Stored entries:
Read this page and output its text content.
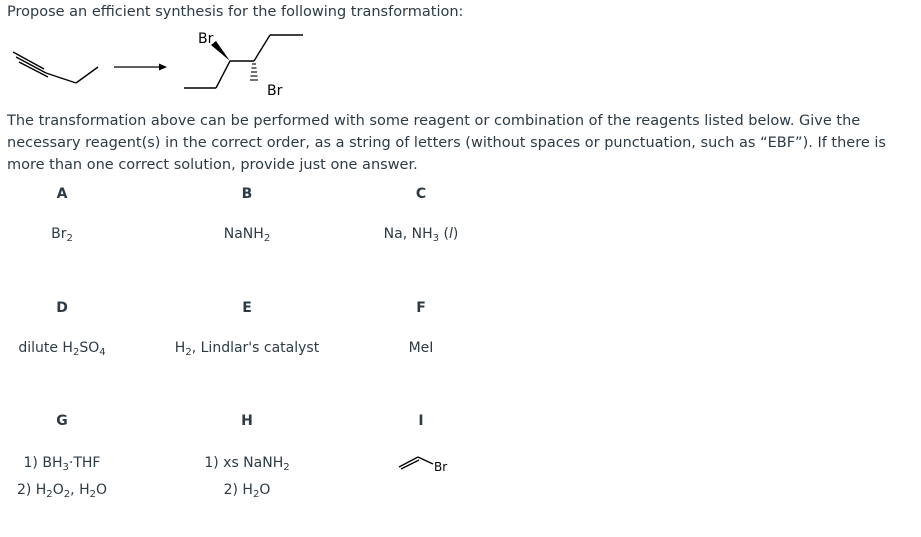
Propose an efficient synthesis for the following transformation:
Br
Br
The transformation above can be performed with some reagent or combination of the reagents listed below. Give the necessary reagent(s) in the correct order, as a string of letters (without spaces or punctuation, such as “EBF”). If there is more than one correct solution, provide just one answer.
A
$Br_2$
B
NaNH$_2$
C
Na, $NH_3$ (l)
D
dilute $H_2SO_4$
E
$H_2$, Lindlar's catalyst
F
MeI
G
1) $BH_3\cdot THF$
2) $H_2O_2$, $H_2O$
H
1) xs NaNH$_2$
2) $H_2O$
I
Br
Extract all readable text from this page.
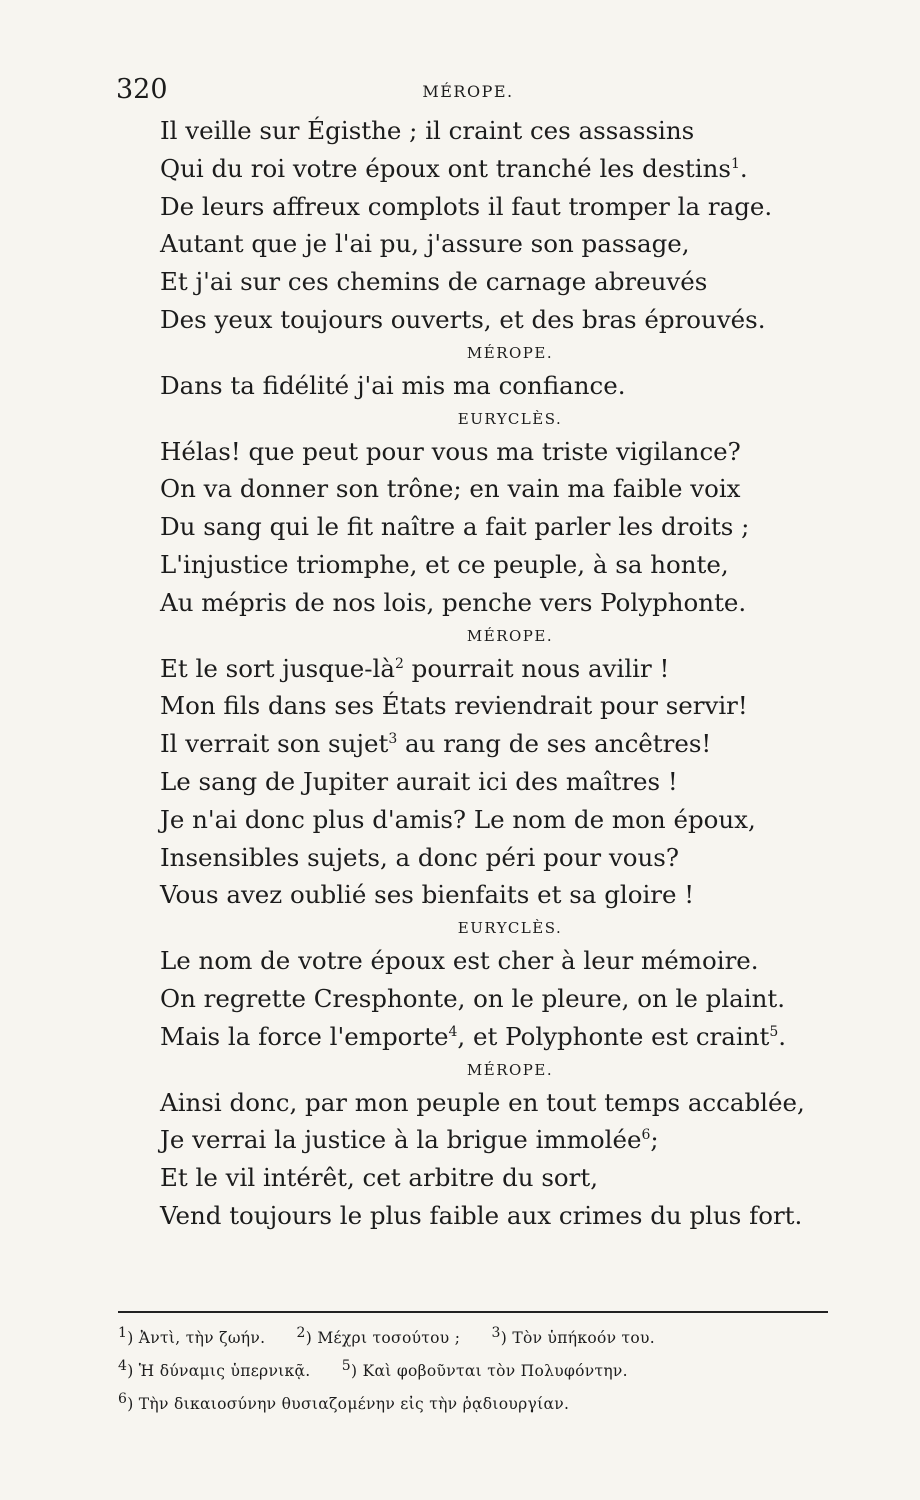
320	MÉROPE.
Il veille sur Égisthe ; il craint ces assassins
Qui du roi votre époux ont tranché les destins$^1$.
De leurs affreux complots il faut tromper la rage.
Autant que je l'ai pu, j'assure son passage,
Et j'ai sur ces chemins de carnage abreuvés
Des yeux toujours ouverts, et des bras éprouvés.
MÉROPE.
Dans ta fidélité j'ai mis ma confiance.
EURYCLÈS.
Hélas! que peut pour vous ma triste vigilance?
On va donner son trône; en vain ma faible voix
Du sang qui le fit naître a fait parler les droits ;
L'injustice triomphe, et ce peuple, à sa honte,
Au mépris de nos lois, penche vers Polyphonte.
MÉROPE.
Et le sort jusque-$là^2$ pourrait nous avilir !
Mon fils dans ses États reviendrait pour servir!
Il verrait son sujet$^3$ au rang de ses ancêtres!
Le sang de Jupiter aurait ici des maîtres !
Je n'ai donc plus d'amis? Le nom de mon époux,
Insensibles sujets, a donc péri pour vous?
Vous avez oublié ses bienfaits et sa gloire !
EURYCLÈS.
Le nom de votre époux est cher à leur mémoire.
On regrette Cresphonte, on le pleure, on le plaint.
Mais la force l'emporte$^4$, et Polyphonte est craint$^5$.
MÉROPE.
Ainsi donc, par mon peuple en tout temps accablée,
Je verrai la justice à la brigue immolée$^6$;
Et le vil intérêt, cet arbitre du sort,
Vend toujours le plus faible aux crimes du plus fort.
$^1$) Ἀντὶ, τὴν ζωήν. $^2$) Μέχρι τοσούτου ; $^3$) Τὸν ὑπήκοόν του.
$^4$) Ἡ δύναμις ὑπερνικᾷ. $^5$) Καὶ φοβοῦνται τὸν Πολυφόντην.
$^6$) Τὴν δικαιοσύνην θυσιαζομένην εἰς τὴν ῥᾳδιουργίαν.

What you should do | Go through the entries above and count the lines containing the word "transformation"; give only that count.

Result of the exercise | 2